> [YOUR TASK]:
Using the listing below, extract each line that has the word "JSON" in it.

══ ENTRIES SUPPLIED ══

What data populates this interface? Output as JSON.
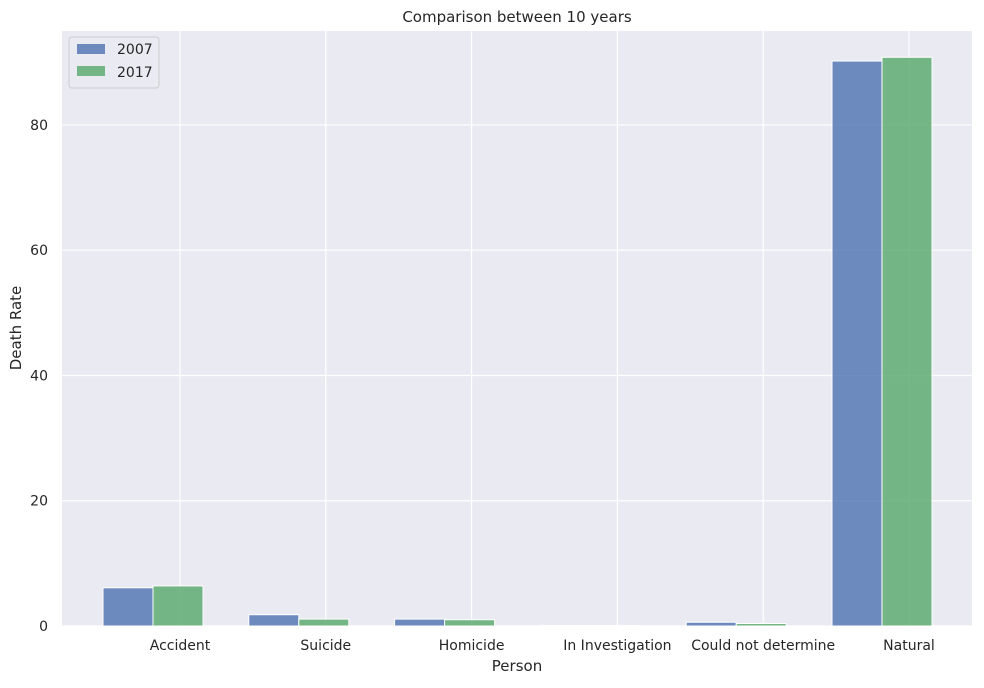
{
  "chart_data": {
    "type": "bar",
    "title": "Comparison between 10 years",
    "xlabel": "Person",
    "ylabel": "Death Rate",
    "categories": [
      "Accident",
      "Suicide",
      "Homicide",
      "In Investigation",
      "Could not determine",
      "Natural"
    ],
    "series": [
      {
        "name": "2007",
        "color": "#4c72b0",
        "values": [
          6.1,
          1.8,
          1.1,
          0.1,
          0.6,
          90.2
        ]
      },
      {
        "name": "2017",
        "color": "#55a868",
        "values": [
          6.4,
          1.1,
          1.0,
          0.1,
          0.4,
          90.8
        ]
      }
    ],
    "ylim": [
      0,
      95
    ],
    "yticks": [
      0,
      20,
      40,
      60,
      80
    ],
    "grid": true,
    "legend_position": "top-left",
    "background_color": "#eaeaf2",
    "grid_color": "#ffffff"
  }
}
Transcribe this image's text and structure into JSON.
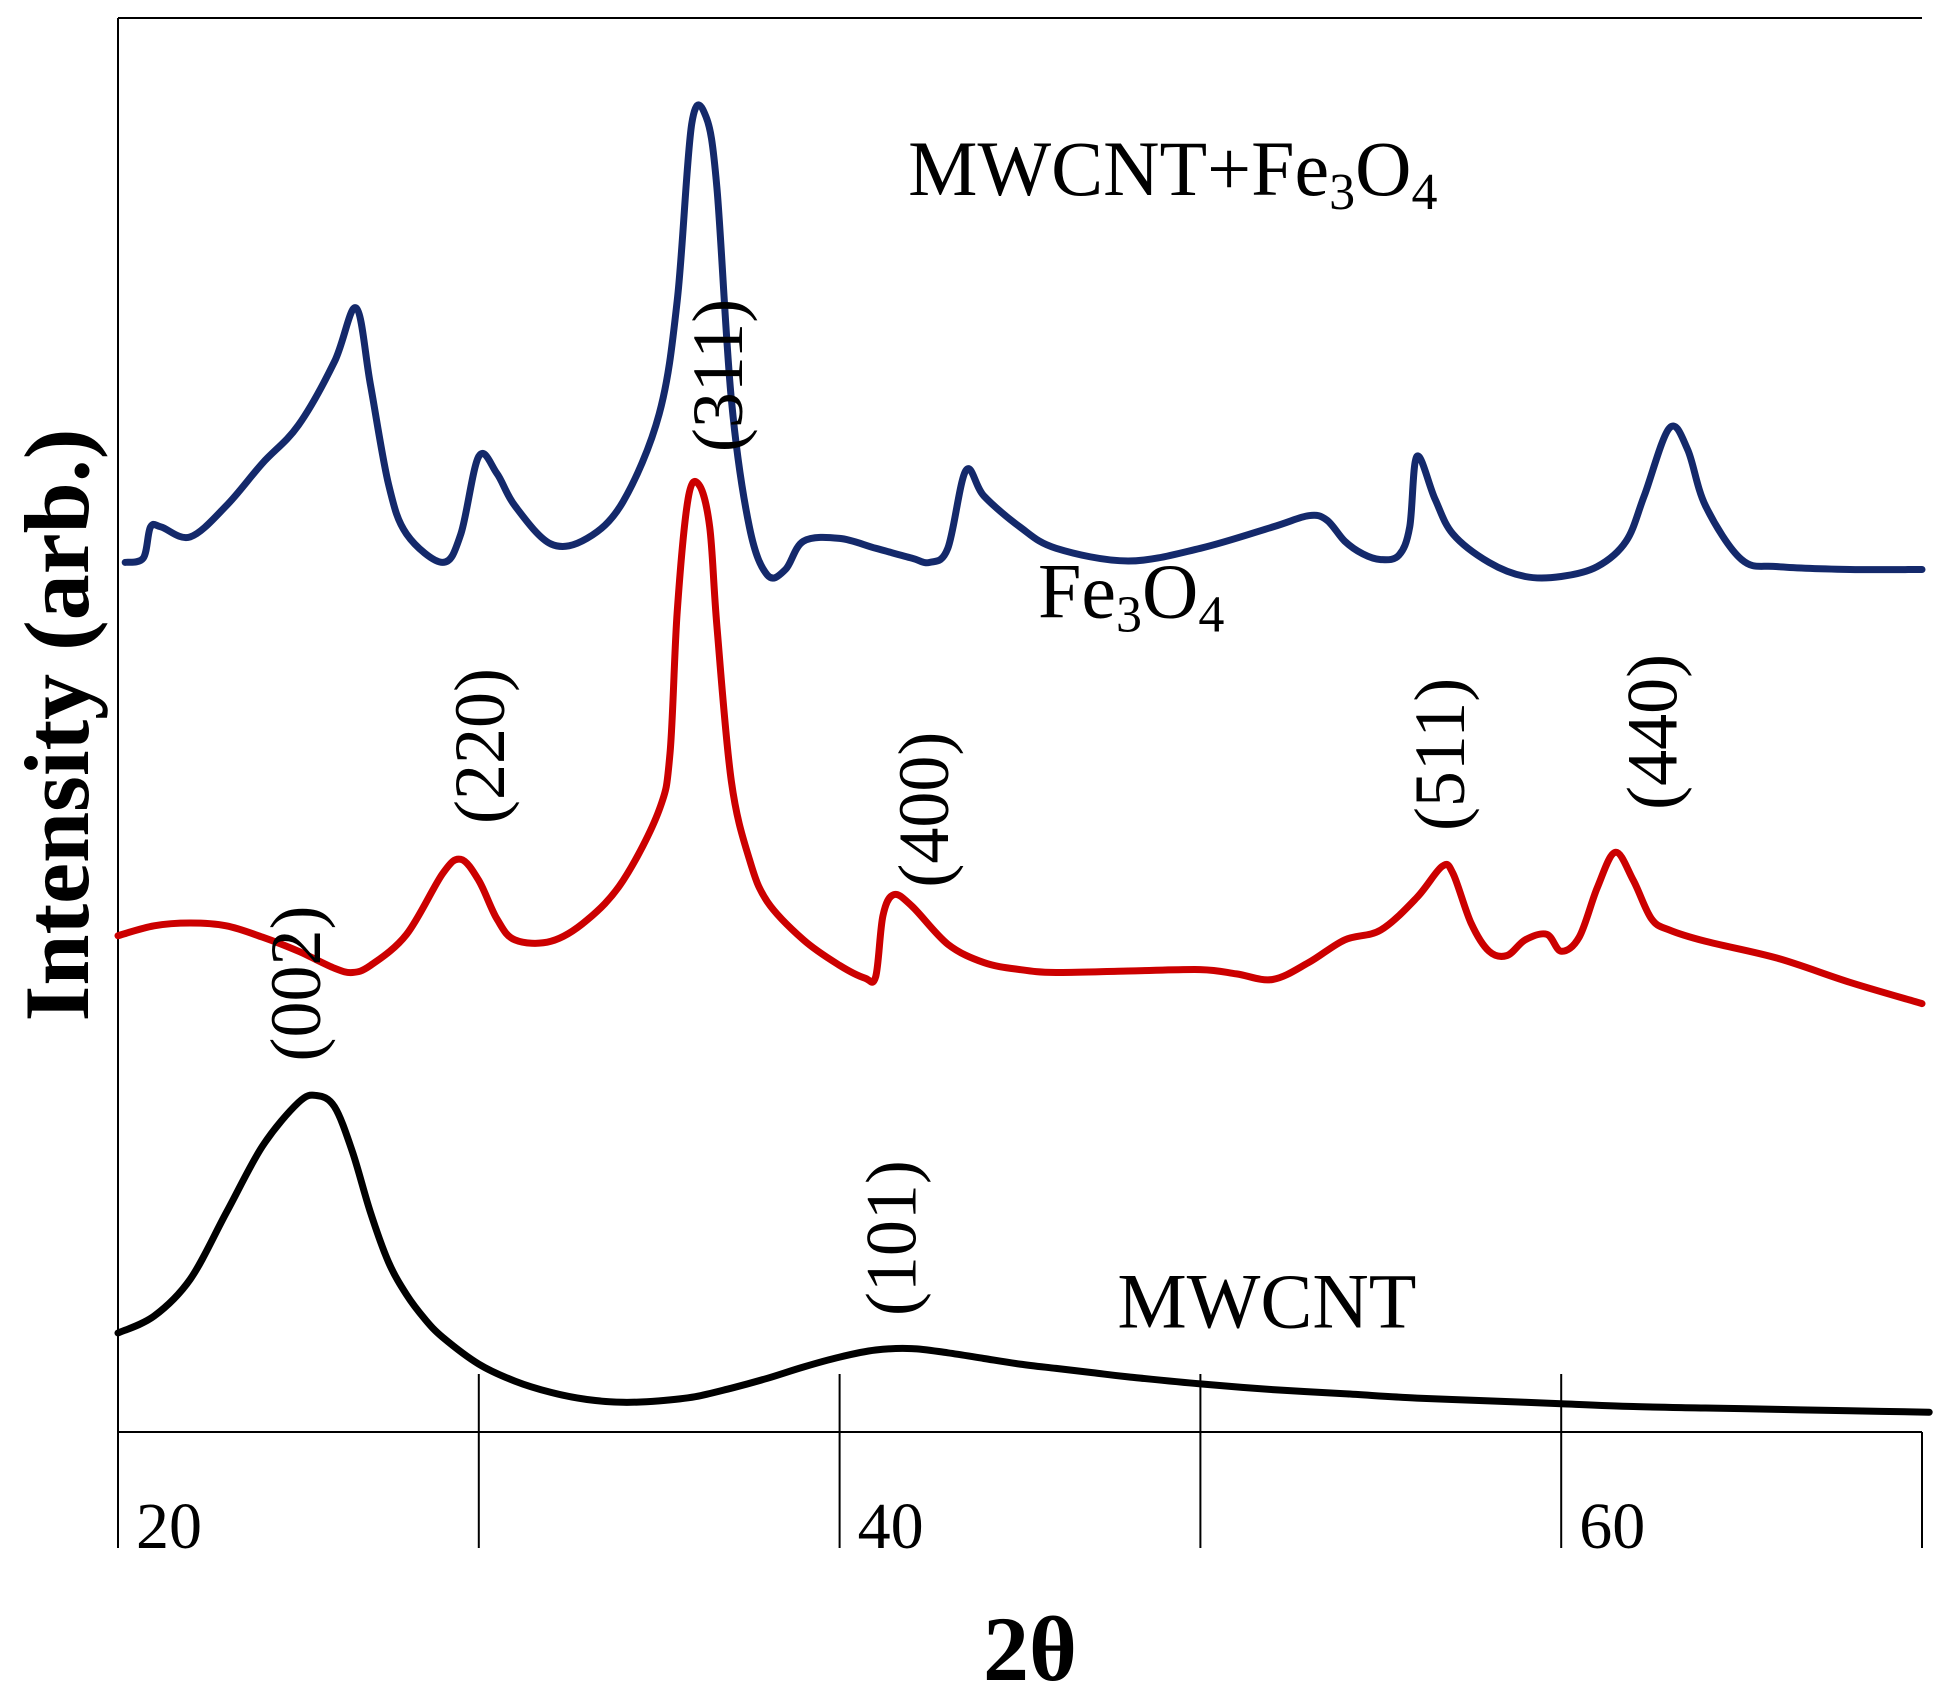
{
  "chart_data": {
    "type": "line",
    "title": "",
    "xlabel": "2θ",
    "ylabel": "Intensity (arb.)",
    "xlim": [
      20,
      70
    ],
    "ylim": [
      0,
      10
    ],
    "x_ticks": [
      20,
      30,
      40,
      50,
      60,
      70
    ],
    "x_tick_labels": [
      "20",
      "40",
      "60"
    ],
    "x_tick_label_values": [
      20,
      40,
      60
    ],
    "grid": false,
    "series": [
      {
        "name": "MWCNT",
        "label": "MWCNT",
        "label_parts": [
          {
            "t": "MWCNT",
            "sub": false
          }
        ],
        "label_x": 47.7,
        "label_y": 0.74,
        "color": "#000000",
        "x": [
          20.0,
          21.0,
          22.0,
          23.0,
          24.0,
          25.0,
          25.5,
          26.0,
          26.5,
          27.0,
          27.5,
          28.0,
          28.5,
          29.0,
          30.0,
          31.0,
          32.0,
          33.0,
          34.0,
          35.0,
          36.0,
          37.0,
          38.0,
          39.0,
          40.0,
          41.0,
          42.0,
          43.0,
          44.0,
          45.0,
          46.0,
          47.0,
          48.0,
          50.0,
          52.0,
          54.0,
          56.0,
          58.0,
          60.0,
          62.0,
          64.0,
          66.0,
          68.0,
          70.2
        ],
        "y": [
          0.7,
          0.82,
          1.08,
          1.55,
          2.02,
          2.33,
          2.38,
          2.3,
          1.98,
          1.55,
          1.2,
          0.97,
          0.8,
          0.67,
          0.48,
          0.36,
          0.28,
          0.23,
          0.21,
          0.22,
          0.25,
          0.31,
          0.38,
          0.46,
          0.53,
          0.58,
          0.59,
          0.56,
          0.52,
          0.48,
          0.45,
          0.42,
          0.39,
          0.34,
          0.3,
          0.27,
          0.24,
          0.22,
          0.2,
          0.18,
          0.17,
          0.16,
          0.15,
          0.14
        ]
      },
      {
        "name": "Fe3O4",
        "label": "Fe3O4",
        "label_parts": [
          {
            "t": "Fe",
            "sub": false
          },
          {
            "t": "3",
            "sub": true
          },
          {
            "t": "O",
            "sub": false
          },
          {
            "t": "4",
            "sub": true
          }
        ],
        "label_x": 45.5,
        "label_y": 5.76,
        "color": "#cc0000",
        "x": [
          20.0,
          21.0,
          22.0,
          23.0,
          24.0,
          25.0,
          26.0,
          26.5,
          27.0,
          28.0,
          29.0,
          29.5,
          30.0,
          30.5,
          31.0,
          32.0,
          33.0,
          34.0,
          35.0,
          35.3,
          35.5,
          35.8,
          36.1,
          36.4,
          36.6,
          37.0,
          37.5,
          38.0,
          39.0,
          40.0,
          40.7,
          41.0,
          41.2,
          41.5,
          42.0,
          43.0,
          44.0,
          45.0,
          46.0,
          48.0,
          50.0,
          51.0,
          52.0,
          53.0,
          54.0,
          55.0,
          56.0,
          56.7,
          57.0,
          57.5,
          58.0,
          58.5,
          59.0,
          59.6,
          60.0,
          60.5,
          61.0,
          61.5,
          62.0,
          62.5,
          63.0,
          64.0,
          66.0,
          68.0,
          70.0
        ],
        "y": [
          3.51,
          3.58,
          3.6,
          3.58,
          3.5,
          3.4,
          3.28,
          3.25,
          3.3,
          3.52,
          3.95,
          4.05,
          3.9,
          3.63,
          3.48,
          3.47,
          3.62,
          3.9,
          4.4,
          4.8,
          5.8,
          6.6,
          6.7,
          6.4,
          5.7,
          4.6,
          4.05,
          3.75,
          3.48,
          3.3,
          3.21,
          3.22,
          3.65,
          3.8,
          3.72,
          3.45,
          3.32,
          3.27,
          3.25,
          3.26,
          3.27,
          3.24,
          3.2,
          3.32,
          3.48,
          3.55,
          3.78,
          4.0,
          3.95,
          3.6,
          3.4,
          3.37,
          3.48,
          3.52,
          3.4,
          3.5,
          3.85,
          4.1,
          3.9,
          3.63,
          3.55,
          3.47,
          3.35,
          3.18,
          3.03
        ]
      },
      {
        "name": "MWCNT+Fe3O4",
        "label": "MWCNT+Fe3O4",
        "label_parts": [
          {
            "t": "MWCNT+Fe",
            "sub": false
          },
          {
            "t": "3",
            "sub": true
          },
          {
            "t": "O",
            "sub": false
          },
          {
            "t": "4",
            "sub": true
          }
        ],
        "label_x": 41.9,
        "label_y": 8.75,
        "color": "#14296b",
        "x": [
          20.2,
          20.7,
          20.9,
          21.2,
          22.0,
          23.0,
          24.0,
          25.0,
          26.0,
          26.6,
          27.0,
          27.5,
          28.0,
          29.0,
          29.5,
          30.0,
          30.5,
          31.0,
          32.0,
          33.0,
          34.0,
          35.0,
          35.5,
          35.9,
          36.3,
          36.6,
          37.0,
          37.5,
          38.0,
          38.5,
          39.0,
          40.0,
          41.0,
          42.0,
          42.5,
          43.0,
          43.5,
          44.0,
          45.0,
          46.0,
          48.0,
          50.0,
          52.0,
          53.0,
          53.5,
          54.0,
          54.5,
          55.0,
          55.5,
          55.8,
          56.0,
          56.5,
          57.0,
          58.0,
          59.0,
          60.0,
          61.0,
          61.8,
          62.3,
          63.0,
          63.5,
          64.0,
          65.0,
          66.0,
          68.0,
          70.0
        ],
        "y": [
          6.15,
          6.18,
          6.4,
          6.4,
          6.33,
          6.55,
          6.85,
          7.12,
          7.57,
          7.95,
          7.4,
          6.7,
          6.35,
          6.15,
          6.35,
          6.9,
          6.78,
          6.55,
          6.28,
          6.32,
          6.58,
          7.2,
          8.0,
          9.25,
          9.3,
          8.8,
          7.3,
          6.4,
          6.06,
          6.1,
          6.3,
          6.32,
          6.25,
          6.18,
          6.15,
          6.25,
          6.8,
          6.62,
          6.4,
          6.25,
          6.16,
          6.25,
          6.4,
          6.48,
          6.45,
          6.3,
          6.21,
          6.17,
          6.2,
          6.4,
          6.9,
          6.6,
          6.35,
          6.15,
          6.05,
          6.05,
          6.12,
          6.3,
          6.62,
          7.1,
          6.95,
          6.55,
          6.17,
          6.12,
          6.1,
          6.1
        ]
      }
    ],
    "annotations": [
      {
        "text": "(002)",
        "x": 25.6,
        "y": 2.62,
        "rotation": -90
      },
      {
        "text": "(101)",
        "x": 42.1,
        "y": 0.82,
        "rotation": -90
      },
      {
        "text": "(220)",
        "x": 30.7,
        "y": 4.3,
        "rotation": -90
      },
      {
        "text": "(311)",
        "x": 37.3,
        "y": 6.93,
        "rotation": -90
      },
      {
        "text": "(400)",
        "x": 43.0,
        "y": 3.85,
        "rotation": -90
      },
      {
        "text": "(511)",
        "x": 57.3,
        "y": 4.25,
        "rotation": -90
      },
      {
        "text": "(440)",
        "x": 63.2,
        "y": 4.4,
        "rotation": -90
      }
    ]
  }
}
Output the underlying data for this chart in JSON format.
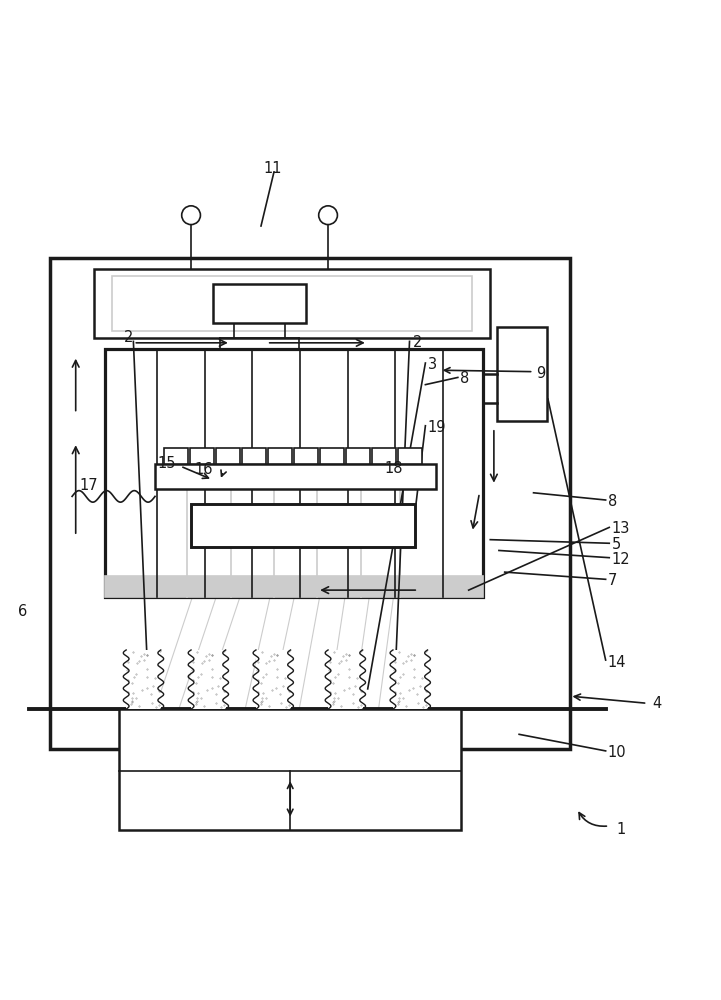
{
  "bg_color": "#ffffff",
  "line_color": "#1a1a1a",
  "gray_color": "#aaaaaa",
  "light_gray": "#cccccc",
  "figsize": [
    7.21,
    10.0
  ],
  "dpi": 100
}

═══

> [RESPONSE FOR THIS EXERCISE]:
What data populates this interface? Output as JSON.
Transcribe this image's text and structure into JSON.
Output the underlying data for this chart in JSON format.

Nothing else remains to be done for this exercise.